* _EXERCISE INSTRUCTIONS_:
Will you output all of the data below exactly, omitting the images?
--- Begin RECORDS ---
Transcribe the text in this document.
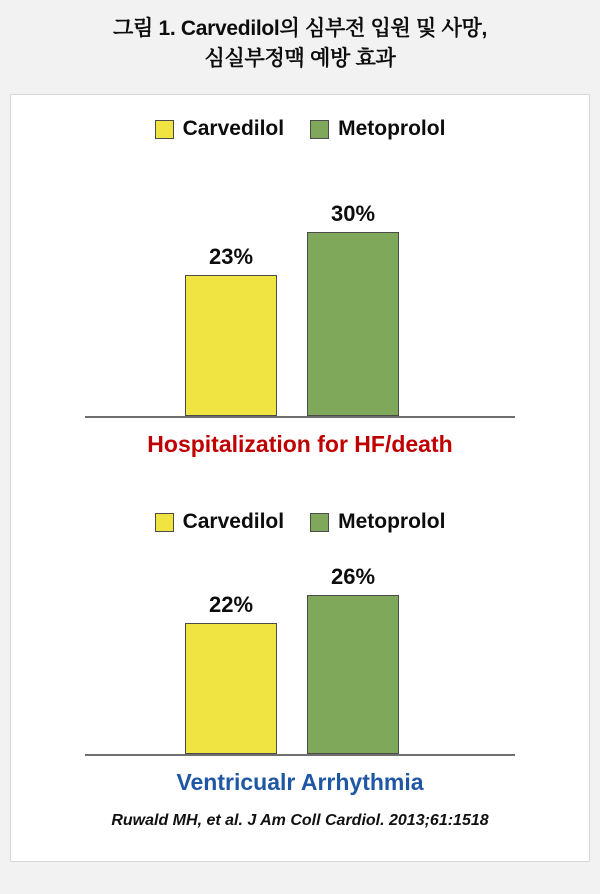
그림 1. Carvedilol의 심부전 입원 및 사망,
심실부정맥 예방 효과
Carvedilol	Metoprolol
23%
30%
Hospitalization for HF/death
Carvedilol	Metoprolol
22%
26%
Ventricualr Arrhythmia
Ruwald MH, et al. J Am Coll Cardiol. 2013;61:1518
--- End RECORDS ---
* _SOLUTION BELOW_:
Transcribe the text in this document.
그림 1. Carvedilol의 심부전 입원 및 사망,
심실부정맥 예방 효과
Carvedilol	Metoprolol
23%
30%
Hospitalization for HF/death
Carvedilol	Metoprolol
22%
26%
Ventricualr Arrhythmia
Ruwald MH, et al. J Am Coll Cardiol. 2013;61:1518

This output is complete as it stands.